Scan the entries below and extract each line with the word "Einfluß" in it.
==============================
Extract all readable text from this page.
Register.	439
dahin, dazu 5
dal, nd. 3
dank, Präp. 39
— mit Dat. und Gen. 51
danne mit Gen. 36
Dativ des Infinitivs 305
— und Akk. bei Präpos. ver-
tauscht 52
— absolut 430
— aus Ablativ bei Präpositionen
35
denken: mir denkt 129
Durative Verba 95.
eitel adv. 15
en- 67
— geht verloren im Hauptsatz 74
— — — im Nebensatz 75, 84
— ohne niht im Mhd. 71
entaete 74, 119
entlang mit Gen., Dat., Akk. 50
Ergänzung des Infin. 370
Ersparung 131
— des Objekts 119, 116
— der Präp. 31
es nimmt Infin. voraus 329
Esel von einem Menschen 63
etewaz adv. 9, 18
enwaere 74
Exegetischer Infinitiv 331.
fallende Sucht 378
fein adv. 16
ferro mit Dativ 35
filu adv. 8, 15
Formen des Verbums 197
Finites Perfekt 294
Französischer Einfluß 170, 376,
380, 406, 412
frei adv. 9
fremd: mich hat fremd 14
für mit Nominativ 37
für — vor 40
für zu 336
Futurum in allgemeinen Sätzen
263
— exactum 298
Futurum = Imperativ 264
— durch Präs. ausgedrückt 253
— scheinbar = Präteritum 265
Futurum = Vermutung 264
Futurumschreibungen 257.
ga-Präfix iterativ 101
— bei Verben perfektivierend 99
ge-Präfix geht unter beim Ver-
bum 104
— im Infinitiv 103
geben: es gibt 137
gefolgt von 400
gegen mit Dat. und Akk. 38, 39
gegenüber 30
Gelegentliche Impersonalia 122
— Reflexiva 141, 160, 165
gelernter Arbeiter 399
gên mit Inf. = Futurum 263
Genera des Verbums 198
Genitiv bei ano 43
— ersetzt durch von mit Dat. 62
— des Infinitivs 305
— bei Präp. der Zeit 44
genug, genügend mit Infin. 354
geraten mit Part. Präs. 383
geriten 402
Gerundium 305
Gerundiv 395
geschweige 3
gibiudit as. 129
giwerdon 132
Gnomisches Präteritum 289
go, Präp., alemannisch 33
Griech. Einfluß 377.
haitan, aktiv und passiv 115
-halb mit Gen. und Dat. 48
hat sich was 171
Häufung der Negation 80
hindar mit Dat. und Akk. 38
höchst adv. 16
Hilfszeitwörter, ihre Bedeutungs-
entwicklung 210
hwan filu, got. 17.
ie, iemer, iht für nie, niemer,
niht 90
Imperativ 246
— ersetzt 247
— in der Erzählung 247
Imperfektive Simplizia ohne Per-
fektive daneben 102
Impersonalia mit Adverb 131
==============================
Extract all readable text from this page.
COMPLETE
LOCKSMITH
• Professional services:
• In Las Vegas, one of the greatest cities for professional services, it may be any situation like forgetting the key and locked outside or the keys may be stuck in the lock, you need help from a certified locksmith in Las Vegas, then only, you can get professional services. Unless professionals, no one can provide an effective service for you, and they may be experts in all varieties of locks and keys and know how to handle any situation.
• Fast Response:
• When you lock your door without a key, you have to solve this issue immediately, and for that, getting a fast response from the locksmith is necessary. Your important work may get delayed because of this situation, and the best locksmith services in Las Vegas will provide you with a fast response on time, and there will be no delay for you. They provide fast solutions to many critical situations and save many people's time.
==============================
» Exercise response
Französischer Einfluß 170, 376,
Griech. Einfluß 377.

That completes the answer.